Look below and pull out each line with the word "name".

___

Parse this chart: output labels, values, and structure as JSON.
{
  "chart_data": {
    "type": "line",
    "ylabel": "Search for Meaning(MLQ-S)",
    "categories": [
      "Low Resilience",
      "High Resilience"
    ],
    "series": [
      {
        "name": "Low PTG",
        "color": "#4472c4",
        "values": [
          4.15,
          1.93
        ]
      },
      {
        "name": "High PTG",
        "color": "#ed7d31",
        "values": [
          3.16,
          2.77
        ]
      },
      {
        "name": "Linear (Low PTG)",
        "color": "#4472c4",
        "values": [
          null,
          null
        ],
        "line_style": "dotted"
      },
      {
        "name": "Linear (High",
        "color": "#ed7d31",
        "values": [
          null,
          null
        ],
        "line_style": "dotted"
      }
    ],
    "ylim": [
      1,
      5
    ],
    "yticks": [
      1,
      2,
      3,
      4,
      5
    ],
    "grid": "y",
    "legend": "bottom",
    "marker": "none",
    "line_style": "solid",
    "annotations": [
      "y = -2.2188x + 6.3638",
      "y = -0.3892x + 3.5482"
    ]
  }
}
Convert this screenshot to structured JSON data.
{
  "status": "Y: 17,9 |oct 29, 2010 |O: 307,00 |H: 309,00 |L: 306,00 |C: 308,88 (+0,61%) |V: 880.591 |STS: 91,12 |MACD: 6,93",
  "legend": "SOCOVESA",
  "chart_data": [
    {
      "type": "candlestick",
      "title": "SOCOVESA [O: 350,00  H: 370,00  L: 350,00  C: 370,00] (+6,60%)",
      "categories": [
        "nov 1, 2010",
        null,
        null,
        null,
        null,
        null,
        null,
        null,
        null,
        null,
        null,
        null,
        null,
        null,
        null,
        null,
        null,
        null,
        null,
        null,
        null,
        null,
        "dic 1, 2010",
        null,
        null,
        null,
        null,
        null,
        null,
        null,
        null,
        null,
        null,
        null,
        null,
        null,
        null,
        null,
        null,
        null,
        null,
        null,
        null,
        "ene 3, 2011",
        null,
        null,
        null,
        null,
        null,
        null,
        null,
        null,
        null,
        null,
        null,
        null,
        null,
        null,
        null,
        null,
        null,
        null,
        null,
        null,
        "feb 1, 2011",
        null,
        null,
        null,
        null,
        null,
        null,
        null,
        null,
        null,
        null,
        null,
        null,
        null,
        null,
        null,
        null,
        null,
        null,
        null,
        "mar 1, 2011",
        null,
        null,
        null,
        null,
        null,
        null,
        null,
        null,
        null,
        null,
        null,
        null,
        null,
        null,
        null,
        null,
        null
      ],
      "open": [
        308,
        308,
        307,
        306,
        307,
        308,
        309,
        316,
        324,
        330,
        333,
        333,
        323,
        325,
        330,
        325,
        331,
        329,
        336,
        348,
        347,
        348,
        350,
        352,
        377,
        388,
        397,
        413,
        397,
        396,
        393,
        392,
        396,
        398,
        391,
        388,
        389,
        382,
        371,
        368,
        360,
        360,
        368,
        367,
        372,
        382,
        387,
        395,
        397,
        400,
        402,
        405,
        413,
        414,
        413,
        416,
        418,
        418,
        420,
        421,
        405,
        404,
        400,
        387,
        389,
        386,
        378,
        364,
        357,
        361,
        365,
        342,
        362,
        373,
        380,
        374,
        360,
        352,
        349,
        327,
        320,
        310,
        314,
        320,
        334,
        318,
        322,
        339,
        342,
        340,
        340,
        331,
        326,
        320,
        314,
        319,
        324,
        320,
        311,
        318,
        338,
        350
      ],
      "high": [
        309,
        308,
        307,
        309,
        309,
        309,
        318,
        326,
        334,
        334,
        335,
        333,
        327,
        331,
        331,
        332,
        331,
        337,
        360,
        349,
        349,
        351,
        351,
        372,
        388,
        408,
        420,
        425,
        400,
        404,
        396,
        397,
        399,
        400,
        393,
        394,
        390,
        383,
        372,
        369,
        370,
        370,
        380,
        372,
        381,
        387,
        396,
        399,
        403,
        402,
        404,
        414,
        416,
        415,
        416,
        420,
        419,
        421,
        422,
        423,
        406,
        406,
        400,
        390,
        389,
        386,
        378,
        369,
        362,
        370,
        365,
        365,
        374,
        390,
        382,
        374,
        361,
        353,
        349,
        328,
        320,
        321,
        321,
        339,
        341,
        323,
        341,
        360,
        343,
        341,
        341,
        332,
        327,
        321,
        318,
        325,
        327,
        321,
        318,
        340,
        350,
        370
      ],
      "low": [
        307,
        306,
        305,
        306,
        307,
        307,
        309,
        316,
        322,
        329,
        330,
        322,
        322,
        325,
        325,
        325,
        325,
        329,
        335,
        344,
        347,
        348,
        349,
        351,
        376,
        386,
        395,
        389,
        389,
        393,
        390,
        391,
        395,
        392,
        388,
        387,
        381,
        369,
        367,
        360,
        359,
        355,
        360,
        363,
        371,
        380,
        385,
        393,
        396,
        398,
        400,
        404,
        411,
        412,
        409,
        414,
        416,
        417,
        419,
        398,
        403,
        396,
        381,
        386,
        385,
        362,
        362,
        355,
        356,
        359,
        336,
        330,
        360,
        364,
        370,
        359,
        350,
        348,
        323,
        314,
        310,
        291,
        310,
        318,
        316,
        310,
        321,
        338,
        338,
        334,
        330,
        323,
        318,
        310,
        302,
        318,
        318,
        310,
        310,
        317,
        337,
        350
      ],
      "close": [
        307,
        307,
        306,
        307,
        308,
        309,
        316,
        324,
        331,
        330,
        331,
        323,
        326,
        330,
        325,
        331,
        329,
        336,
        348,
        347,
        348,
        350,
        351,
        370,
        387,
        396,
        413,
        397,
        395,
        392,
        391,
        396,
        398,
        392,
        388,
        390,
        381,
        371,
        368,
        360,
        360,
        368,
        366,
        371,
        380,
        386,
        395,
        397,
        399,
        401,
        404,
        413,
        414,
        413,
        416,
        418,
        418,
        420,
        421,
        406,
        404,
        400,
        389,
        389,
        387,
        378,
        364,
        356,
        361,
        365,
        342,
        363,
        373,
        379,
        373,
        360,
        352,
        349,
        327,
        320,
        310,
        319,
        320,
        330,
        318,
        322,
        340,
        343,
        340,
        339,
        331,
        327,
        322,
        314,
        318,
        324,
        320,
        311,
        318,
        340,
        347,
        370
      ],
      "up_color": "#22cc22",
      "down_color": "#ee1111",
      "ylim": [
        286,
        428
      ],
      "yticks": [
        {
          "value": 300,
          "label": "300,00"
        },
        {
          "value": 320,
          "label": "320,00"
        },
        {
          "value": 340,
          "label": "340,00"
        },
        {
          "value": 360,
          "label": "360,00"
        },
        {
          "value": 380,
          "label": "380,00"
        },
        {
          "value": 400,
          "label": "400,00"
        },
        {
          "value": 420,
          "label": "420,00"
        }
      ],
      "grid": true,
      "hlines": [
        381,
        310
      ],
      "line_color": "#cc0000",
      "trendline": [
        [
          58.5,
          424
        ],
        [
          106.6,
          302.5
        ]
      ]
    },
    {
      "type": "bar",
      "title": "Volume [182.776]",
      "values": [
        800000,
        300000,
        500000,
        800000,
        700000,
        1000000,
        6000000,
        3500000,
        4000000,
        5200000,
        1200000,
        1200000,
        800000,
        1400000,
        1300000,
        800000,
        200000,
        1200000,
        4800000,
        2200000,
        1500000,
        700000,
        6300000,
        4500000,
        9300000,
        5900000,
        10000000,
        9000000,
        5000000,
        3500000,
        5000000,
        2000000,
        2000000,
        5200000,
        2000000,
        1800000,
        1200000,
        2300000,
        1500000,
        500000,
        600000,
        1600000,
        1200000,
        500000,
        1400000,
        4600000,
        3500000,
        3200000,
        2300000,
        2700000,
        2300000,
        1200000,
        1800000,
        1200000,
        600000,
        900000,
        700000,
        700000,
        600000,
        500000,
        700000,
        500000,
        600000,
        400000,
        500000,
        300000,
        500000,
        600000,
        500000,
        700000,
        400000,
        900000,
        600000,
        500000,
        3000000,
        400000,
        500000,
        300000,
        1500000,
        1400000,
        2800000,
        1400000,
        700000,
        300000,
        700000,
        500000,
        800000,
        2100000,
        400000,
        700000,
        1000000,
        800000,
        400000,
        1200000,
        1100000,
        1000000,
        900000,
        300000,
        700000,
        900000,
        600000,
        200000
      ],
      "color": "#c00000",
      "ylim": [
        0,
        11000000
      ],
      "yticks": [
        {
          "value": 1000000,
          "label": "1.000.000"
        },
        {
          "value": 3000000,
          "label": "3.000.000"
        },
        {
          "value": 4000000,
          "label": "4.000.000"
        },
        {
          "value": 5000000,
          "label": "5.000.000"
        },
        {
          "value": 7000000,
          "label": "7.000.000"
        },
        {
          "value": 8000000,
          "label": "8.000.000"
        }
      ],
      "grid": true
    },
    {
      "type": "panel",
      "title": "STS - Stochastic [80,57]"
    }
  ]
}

___

**TASK ANSWER:**
        "name": "Low PTG",
        "name": "High PTG",
        "name": "Linear (Low PTG)",
        "name": "Linear (High",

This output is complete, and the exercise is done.